▶ **DATA SHOWN**:
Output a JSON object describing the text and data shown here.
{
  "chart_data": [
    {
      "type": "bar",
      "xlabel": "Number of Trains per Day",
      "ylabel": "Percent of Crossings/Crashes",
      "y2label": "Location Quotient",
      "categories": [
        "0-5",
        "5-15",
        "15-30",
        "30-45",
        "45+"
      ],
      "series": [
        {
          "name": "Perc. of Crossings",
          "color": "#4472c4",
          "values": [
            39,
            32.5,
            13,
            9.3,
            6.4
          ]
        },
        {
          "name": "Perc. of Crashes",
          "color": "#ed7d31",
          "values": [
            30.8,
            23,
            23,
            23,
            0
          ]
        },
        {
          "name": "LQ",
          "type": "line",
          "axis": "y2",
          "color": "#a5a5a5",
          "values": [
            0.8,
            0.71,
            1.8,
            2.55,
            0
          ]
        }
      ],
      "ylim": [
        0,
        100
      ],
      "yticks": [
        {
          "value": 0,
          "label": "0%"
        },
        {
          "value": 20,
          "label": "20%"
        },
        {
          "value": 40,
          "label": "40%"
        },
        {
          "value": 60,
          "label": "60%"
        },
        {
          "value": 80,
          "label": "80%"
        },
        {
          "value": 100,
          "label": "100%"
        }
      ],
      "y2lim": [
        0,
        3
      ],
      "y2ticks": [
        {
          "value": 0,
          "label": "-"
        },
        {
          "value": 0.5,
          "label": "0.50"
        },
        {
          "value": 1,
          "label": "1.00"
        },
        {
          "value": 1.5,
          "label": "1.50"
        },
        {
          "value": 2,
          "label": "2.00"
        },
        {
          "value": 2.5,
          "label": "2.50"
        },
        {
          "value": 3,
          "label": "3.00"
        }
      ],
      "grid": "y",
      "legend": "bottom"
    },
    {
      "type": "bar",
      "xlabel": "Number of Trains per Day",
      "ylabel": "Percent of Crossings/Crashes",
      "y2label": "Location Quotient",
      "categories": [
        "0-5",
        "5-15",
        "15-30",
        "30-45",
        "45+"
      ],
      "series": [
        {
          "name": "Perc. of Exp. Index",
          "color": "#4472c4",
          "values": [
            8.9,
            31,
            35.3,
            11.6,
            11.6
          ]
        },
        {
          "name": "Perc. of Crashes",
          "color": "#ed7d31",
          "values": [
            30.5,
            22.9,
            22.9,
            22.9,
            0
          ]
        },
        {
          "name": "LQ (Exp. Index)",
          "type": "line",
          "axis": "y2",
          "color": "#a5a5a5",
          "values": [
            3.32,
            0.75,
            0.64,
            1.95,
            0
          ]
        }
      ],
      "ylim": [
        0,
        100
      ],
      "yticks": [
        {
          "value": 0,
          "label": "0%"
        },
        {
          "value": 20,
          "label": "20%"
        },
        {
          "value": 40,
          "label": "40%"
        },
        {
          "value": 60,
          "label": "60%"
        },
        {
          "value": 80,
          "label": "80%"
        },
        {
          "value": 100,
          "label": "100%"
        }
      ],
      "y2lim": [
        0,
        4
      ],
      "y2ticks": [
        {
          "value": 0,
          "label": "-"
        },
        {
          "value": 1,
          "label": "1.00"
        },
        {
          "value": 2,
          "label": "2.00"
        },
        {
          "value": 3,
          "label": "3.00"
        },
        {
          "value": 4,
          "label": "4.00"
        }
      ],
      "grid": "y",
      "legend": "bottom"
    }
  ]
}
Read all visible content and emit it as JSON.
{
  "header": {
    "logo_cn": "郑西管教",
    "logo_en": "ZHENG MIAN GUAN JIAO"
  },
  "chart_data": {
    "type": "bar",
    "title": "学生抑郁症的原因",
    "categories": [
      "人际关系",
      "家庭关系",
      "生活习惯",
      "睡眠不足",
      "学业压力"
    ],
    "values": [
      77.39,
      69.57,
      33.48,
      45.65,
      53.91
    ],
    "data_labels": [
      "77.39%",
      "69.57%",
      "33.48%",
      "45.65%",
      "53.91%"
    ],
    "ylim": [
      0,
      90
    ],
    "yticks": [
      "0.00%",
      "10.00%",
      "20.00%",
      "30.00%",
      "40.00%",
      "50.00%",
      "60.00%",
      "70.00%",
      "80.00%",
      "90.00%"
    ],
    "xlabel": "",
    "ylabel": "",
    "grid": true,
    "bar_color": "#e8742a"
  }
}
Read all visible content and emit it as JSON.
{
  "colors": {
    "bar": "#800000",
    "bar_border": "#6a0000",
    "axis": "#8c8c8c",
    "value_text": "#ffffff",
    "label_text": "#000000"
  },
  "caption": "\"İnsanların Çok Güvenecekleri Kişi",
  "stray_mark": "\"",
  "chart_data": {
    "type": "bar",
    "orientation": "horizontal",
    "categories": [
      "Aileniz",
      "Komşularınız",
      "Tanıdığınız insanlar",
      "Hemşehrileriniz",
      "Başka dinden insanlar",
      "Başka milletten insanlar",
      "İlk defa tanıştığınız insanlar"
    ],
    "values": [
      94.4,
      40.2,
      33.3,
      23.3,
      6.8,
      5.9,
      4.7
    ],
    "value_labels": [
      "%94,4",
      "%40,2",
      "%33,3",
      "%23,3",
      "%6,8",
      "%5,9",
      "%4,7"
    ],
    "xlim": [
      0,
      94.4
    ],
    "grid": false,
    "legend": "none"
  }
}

▶ **OBJECTIVE**: Say how many lines of the data include the word "Index". Nothing other than the number should be given.

▶ **EXERCISE SOLUTION**: 2